Consigna:
Responde a estas preguntas según el extracto seleccionado sobre el accidente de Germanwings:
(a) ¿De qué compañía era filial Germanwings y dónde ocurrió el accidente?
(b) ¿Quiénes transmitieron informaciones creíbles y transparentes sobre el caso?
(c) ¿Cuál se señala como la primera consecuencia del accidente?

Extracto seleccionado:
******
Pues bien, lo paradójico es que, a pesar de esa inmediatez informativa y de esa extensión universal del derecho a la información, cada vez estamos peor informados o, lo que es aún peor, sometidos a la nefasta influencia de falsas informaciones y de noticias contradictorias propagadas por periodistas desinformados y por tertulianos vociferantes y sectarios; falsas informaciones y noticias contradictorias producto de espurios intereses políticos y partidistas, económicos o de cualquier otra índole. De modo que el ciudadano interesado tiene que reunir todas las informaciones de todos los medios, compararlas entre sí para intentar separar lo falso de lo verdadero, y recomponer una especie de rompecabezas en el que se encuentre algo parecido -o aproximado- a la verdad. Todo esto hemos tenido que soportar en el disparate informativo que ha supuesto el accidente -provocado por el copiloto suicida- de un avión de la compañía Germanwings, filial de Lufthansa, en los Alpes franceses; un accidente en el que, por desgracia, no hubo supervivientes. Las excepciones han residido en la credibilidad y la transparencia de las informaciones transmitidas por los fiscales de Marsella y de Düsseldorf, encargados de los aspectos jurídicos del caso. Asusta pensar en lo que hubiera sucedido con este asunto en manos de un juez estrella español. La primera consecuencia, evidente y obvia, del accidente es la constatación de la ausencia de control y del adecuado seguimiento de la compañía aérea alemana sobre las circunstancias médicas de sus pilotos. Y un ocultamiento sistemático de sus problemas -incluso mentales- y disfunciones existenciales.
******
Datos de predicción de cuadros delimitadores:

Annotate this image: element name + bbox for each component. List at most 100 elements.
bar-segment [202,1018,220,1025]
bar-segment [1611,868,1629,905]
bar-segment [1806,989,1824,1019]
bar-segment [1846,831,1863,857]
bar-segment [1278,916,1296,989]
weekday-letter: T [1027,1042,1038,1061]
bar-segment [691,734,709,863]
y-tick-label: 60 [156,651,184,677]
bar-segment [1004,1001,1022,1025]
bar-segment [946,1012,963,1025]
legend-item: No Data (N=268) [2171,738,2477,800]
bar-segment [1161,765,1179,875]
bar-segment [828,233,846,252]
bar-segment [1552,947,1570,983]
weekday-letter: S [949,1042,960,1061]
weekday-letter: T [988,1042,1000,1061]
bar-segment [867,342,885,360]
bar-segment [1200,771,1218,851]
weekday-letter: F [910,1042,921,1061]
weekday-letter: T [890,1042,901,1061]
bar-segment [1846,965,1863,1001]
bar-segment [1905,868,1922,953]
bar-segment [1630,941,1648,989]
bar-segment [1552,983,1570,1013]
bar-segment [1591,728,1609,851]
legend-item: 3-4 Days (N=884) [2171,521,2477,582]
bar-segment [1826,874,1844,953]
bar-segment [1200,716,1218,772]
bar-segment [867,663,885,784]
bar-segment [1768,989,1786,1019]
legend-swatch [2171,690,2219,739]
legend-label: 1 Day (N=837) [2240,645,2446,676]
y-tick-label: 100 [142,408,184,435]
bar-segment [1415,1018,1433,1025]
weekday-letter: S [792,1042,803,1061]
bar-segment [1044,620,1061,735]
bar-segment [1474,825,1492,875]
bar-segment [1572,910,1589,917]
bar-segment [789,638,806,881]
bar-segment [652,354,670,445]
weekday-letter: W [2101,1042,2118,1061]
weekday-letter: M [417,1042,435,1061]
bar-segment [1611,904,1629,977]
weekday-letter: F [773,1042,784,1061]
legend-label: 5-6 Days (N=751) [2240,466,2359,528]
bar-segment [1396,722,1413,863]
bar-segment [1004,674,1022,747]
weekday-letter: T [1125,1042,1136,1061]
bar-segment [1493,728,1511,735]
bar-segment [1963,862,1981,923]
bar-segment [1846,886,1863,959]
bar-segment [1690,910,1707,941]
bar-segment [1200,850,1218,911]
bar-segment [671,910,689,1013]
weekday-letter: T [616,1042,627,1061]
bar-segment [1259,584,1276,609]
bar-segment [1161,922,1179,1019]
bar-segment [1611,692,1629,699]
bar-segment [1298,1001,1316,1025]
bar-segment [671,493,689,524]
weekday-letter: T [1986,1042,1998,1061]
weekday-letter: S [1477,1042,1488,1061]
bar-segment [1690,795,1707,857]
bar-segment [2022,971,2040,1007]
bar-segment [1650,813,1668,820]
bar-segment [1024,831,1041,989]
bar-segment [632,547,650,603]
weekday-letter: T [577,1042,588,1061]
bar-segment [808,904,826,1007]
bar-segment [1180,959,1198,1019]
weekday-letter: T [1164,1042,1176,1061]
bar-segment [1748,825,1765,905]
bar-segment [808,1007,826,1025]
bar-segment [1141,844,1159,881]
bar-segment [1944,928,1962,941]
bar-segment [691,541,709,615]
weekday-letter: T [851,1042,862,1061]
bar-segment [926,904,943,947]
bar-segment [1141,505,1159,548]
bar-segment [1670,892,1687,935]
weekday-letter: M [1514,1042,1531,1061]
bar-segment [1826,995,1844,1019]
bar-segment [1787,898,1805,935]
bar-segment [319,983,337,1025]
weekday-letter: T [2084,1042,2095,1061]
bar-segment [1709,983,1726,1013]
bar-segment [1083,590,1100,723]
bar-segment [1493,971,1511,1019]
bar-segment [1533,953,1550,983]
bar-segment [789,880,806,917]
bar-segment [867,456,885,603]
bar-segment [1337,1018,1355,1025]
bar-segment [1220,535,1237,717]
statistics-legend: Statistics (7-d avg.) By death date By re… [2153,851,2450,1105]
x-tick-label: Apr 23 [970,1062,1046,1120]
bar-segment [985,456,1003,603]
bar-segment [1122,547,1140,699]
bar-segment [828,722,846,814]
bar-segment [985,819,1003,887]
******
Problema resuelto:
(a) Germanwings era filial de Lufthansa, y el accidente ocurrió en los Alpes franceses.
(b) Los fiscales de Marsella y de Düsseldorf, encargados de los aspectos jurídicos del caso.
(c) La constatación de la ausencia de control y del adecuado seguimiento de la compañía aérea alemana sobre las circunstancias médicas de sus pilotos.